--- Records ---

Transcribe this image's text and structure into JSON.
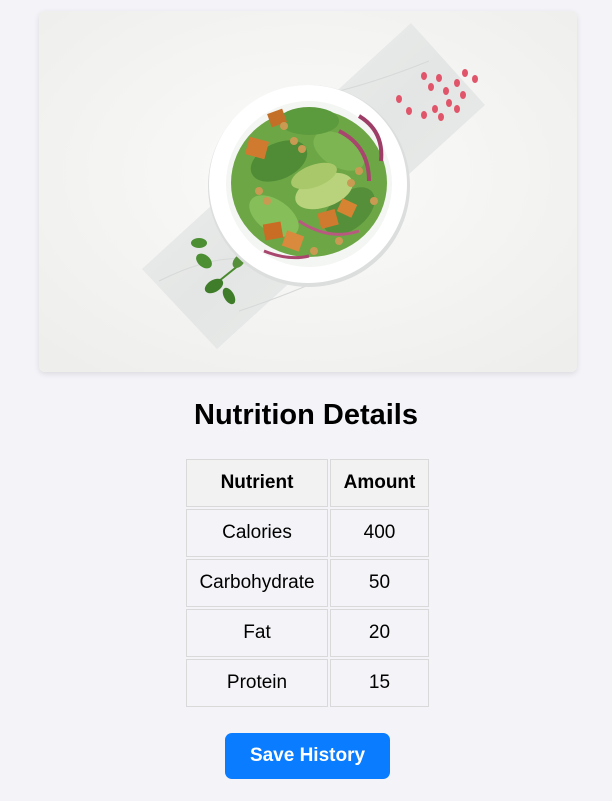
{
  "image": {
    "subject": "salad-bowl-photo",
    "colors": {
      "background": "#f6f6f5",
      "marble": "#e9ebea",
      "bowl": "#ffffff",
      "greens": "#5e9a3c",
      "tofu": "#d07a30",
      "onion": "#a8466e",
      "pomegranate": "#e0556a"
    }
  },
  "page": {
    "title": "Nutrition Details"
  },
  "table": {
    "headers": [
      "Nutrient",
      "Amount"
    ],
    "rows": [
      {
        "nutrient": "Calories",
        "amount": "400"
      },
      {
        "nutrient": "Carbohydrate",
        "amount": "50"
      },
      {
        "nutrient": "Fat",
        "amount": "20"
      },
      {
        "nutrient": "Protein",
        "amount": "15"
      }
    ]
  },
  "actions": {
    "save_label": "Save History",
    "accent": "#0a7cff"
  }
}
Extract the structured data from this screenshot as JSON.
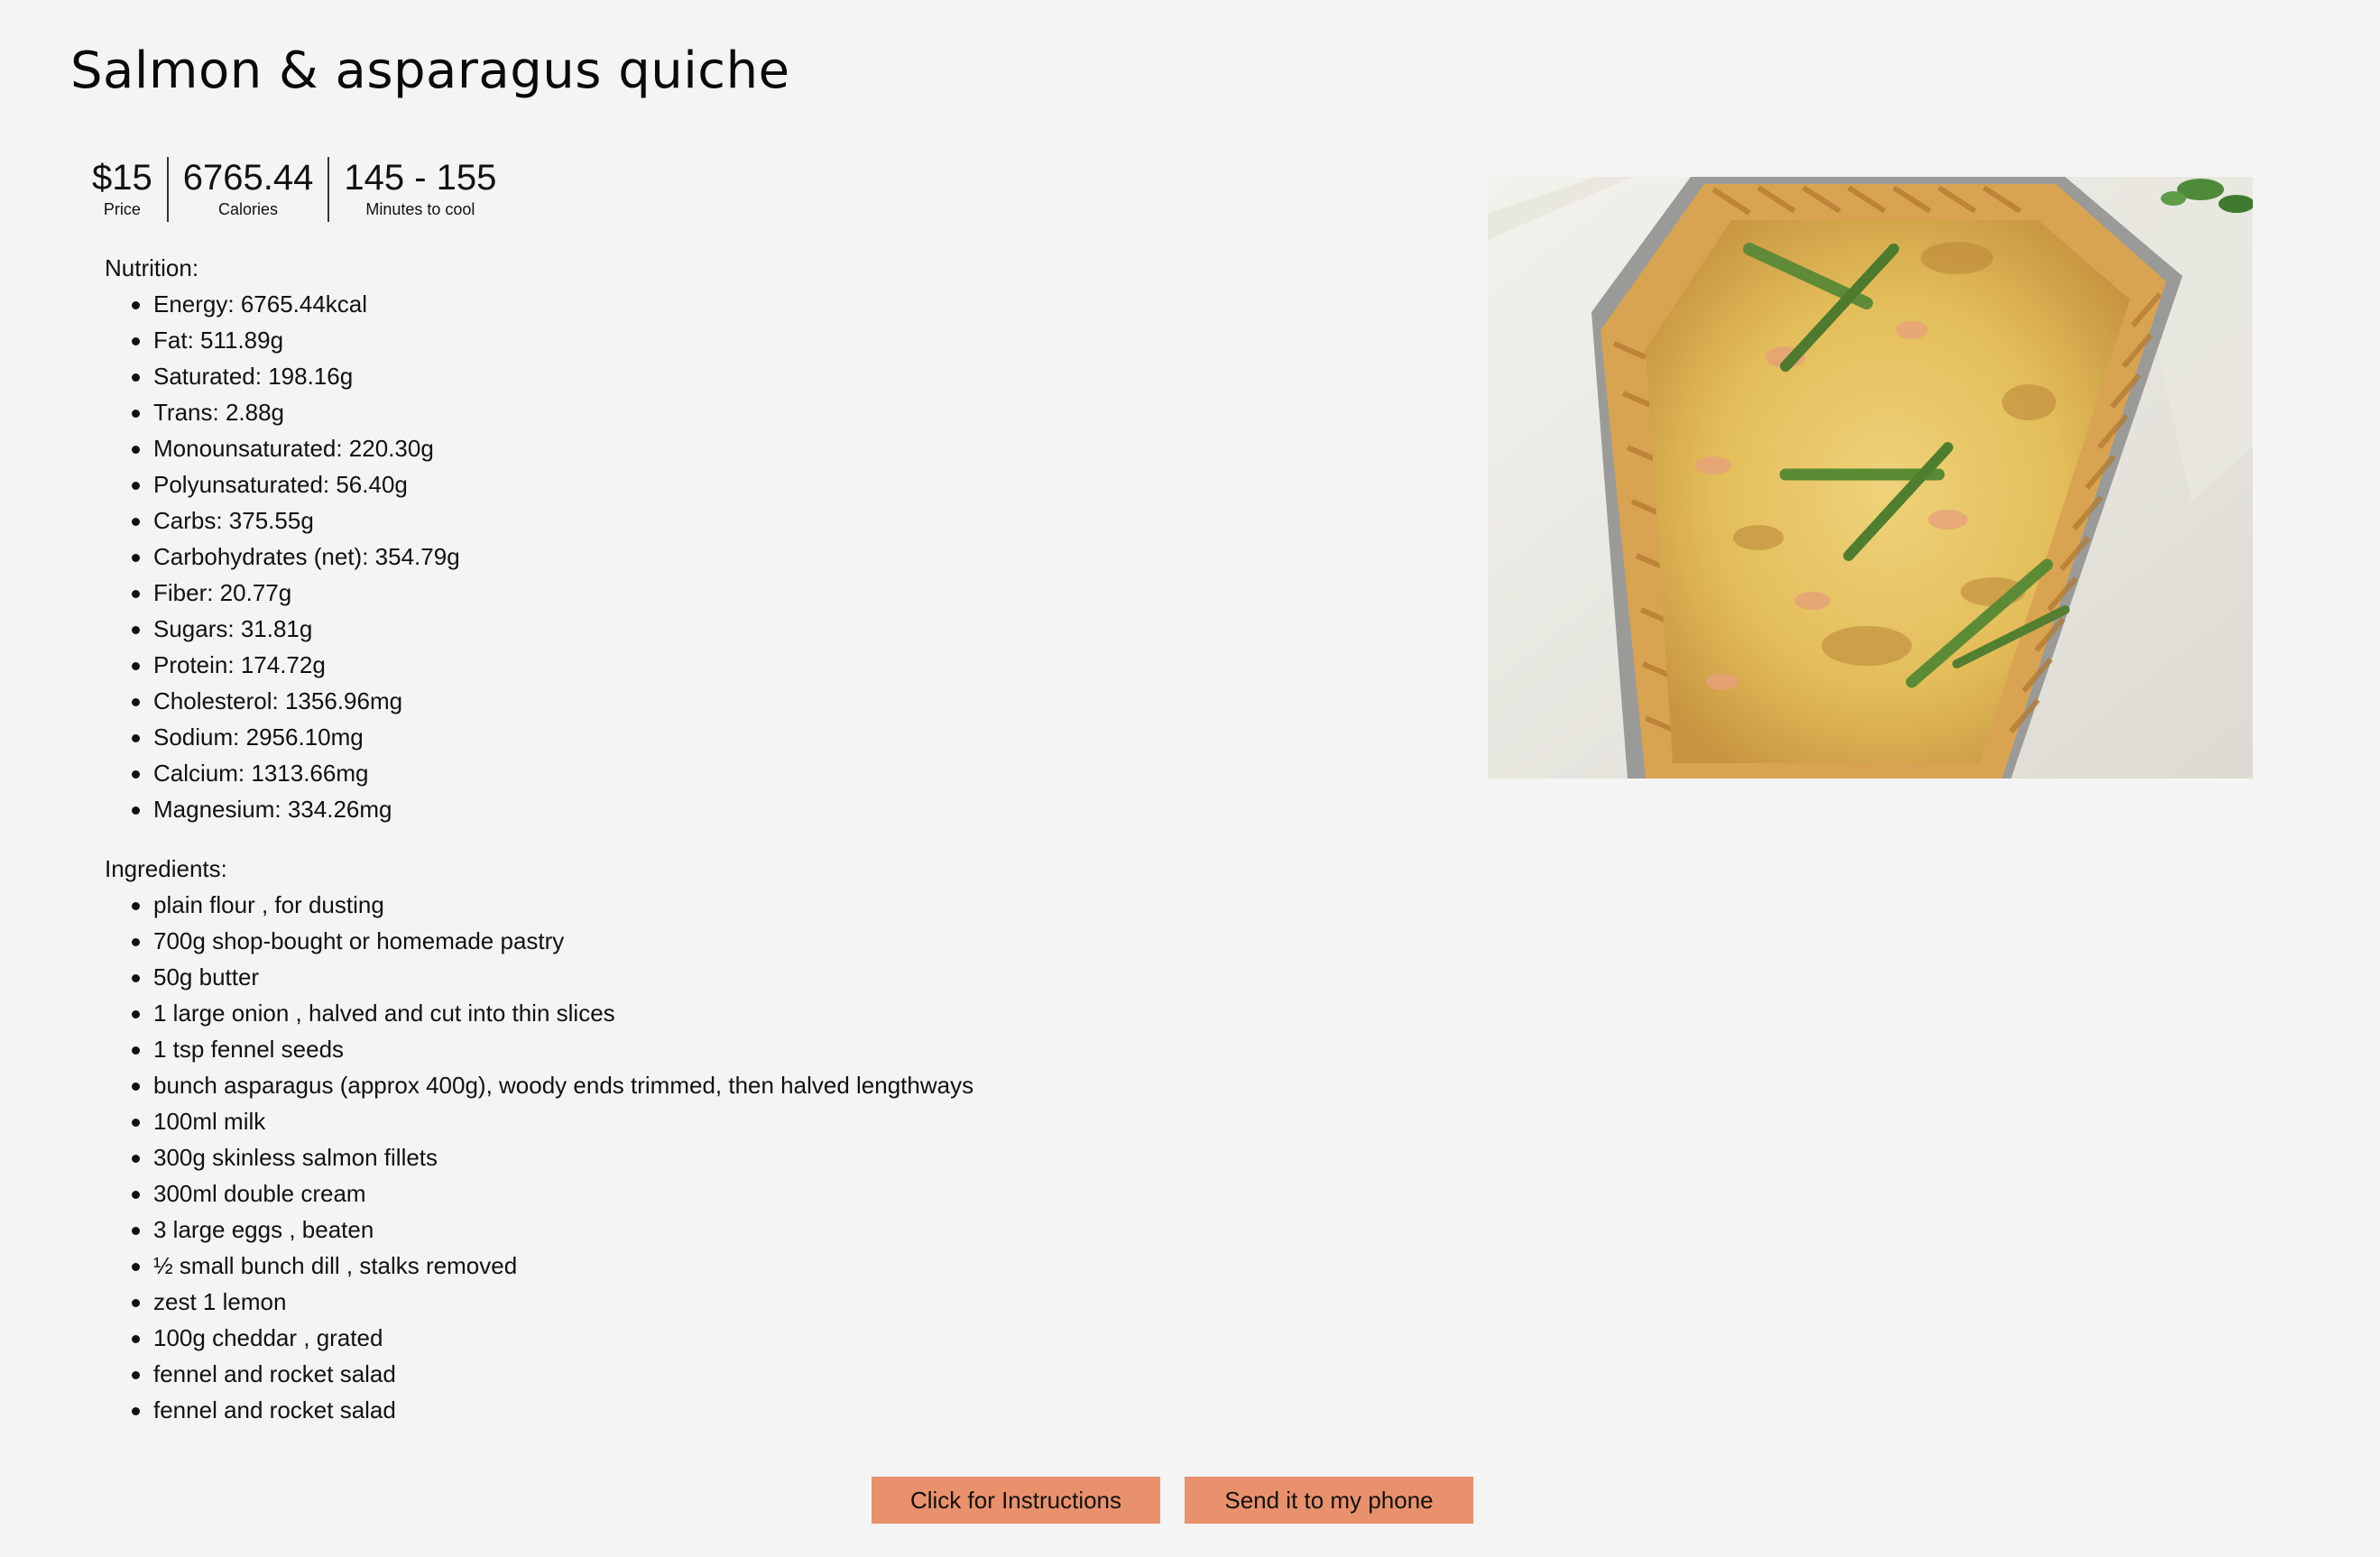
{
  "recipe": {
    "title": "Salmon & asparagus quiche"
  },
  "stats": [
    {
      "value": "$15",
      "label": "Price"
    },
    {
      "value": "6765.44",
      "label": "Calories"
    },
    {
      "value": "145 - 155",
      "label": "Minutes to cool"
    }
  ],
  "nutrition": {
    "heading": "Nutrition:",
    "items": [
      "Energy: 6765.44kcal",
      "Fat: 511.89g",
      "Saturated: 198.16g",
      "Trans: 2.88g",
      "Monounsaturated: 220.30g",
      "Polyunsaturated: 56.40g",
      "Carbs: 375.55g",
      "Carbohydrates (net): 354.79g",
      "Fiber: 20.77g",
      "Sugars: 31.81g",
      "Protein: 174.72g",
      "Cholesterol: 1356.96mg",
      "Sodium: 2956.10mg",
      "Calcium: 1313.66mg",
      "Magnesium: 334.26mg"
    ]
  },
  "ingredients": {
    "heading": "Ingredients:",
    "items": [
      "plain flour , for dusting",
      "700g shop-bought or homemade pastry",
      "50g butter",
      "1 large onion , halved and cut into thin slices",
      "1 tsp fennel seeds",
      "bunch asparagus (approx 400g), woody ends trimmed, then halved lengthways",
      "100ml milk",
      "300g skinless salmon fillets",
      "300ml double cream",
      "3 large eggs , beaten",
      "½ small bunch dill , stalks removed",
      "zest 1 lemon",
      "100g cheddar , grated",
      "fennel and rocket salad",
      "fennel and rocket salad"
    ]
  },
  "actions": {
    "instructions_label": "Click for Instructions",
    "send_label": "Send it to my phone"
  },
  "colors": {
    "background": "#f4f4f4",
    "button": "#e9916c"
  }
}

---

§ Work item:
The whole of the data above needs retyping exactly, with pictures omitted.

§ Exercise output:
Transcribe this image's text and structure into JSON.
{
  "image": {
    "subject": "salad-bowl-photo",
    "colors": {
      "background": "#f6f6f5",
      "marble": "#e9ebea",
      "bowl": "#ffffff",
      "greens": "#5e9a3c",
      "tofu": "#d07a30",
      "onion": "#a8466e",
      "pomegranate": "#e0556a"
    }
  },
  "page": {
    "title": "Nutrition Details"
  },
  "table": {
    "headers": [
      "Nutrient",
      "Amount"
    ],
    "rows": [
      {
        "nutrient": "Calories",
        "amount": "400"
      },
      {
        "nutrient": "Carbohydrate",
        "amount": "50"
      },
      {
        "nutrient": "Fat",
        "amount": "20"
      },
      {
        "nutrient": "Protein",
        "amount": "15"
      }
    ]
  },
  "actions": {
    "save_label": "Save History",
    "accent": "#0a7cff"
  }
}
Extract the structured data from this screenshot as JSON.
{
  "recipe": {
    "title": "Salmon & asparagus quiche"
  },
  "stats": [
    {
      "value": "$15",
      "label": "Price"
    },
    {
      "value": "6765.44",
      "label": "Calories"
    },
    {
      "value": "145 - 155",
      "label": "Minutes to cool"
    }
  ],
  "nutrition": {
    "heading": "Nutrition:",
    "items": [
      "Energy: 6765.44kcal",
      "Fat: 511.89g",
      "Saturated: 198.16g",
      "Trans: 2.88g",
      "Monounsaturated: 220.30g",
      "Polyunsaturated: 56.40g",
      "Carbs: 375.55g",
      "Carbohydrates (net): 354.79g",
      "Fiber: 20.77g",
      "Sugars: 31.81g",
      "Protein: 174.72g",
      "Cholesterol: 1356.96mg",
      "Sodium: 2956.10mg",
      "Calcium: 1313.66mg",
      "Magnesium: 334.26mg"
    ]
  },
  "ingredients": {
    "heading": "Ingredients:",
    "items": [
      "plain flour , for dusting",
      "700g shop-bought or homemade pastry",
      "50g butter",
      "1 large onion , halved and cut into thin slices",
      "1 tsp fennel seeds",
      "bunch asparagus (approx 400g), woody ends trimmed, then halved lengthways",
      "100ml milk",
      "300g skinless salmon fillets",
      "300ml double cream",
      "3 large eggs , beaten",
      "½ small bunch dill , stalks removed",
      "zest 1 lemon",
      "100g cheddar , grated",
      "fennel and rocket salad",
      "fennel and rocket salad"
    ]
  },
  "actions": {
    "instructions_label": "Click for Instructions",
    "send_label": "Send it to my phone"
  },
  "colors": {
    "background": "#f4f4f4",
    "button": "#e9916c"
  }
}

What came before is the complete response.